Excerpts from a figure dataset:
+ + + +

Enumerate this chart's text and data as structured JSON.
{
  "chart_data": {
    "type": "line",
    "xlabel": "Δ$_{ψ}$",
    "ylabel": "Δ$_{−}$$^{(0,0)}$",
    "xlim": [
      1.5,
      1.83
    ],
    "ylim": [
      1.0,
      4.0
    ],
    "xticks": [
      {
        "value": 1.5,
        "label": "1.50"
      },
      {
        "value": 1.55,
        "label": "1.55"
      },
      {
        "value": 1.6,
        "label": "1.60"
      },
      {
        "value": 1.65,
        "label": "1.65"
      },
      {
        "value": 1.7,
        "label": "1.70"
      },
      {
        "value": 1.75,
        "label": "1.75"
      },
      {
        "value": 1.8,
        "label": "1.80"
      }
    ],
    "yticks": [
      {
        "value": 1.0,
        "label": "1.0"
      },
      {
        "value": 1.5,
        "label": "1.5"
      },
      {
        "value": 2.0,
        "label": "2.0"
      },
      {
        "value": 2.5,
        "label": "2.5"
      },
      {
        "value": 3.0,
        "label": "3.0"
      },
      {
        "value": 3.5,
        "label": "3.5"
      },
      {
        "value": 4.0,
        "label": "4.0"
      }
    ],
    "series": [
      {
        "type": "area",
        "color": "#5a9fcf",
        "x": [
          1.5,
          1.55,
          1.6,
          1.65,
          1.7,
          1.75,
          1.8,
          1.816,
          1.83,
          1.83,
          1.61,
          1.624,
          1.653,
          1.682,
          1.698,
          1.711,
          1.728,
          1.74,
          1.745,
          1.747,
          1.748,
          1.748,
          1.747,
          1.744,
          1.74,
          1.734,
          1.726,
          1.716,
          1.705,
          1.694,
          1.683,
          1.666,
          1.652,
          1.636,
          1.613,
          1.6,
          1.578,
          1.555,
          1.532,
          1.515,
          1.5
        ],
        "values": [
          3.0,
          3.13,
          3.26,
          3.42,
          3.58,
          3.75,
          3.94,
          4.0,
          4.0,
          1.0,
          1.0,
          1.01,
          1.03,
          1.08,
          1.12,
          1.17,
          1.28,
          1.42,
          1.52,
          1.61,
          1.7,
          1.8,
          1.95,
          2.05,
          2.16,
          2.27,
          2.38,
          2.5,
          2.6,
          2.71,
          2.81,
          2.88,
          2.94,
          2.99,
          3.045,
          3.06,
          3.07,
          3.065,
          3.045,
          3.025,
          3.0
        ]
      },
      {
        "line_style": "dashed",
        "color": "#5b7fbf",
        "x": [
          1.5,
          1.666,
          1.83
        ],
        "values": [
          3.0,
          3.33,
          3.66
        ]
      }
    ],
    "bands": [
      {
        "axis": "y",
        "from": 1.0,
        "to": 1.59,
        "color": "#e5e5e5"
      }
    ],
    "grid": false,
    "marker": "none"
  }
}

+ + + +

SHORT EXERCISE —
Extract the full set of entries word for word.

RESPONSE BELOW —
Enumerate this chart's text and data as structured JSON.
{
  "chart_data": {
    "type": "line",
    "xlabel": "Δ$_{ψ}$",
    "ylabel": "Δ$_{−}$$^{(0,0)}$",
    "xlim": [
      1.5,
      1.83
    ],
    "ylim": [
      1.0,
      4.0
    ],
    "xticks": [
      {
        "value": 1.5,
        "label": "1.50"
      },
      {
        "value": 1.55,
        "label": "1.55"
      },
      {
        "value": 1.6,
        "label": "1.60"
      },
      {
        "value": 1.65,
        "label": "1.65"
      },
      {
        "value": 1.7,
        "label": "1.70"
      },
      {
        "value": 1.75,
        "label": "1.75"
      },
      {
        "value": 1.8,
        "label": "1.80"
      }
    ],
    "yticks": [
      {
        "value": 1.0,
        "label": "1.0"
      },
      {
        "value": 1.5,
        "label": "1.5"
      },
      {
        "value": 2.0,
        "label": "2.0"
      },
      {
        "value": 2.5,
        "label": "2.5"
      },
      {
        "value": 3.0,
        "label": "3.0"
      },
      {
        "value": 3.5,
        "label": "3.5"
      },
      {
        "value": 4.0,
        "label": "4.0"
      }
    ],
    "series": [
      {
        "type": "area",
        "color": "#5a9fcf",
        "x": [
          1.5,
          1.55,
          1.6,
          1.65,
          1.7,
          1.75,
          1.8,
          1.816,
          1.83,
          1.83,
          1.61,
          1.624,
          1.653,
          1.682,
          1.698,
          1.711,
          1.728,
          1.74,
          1.745,
          1.747,
          1.748,
          1.748,
          1.747,
          1.744,
          1.74,
          1.734,
          1.726,
          1.716,
          1.705,
          1.694,
          1.683,
          1.666,
          1.652,
          1.636,
          1.613,
          1.6,
          1.578,
          1.555,
          1.532,
          1.515,
          1.5
        ],
        "values": [
          3.0,
          3.13,
          3.26,
          3.42,
          3.58,
          3.75,
          3.94,
          4.0,
          4.0,
          1.0,
          1.0,
          1.01,
          1.03,
          1.08,
          1.12,
          1.17,
          1.28,
          1.42,
          1.52,
          1.61,
          1.7,
          1.8,
          1.95,
          2.05,
          2.16,
          2.27,
          2.38,
          2.5,
          2.6,
          2.71,
          2.81,
          2.88,
          2.94,
          2.99,
          3.045,
          3.06,
          3.07,
          3.065,
          3.045,
          3.025,
          3.0
        ]
      },
      {
        "line_style": "dashed",
        "color": "#5b7fbf",
        "x": [
          1.5,
          1.666,
          1.83
        ],
        "values": [
          3.0,
          3.33,
          3.66
        ]
      }
    ],
    "bands": [
      {
        "axis": "y",
        "from": 1.0,
        "to": 1.59,
        "color": "#e5e5e5"
      }
    ],
    "grid": false,
    "marker": "none"
  }
}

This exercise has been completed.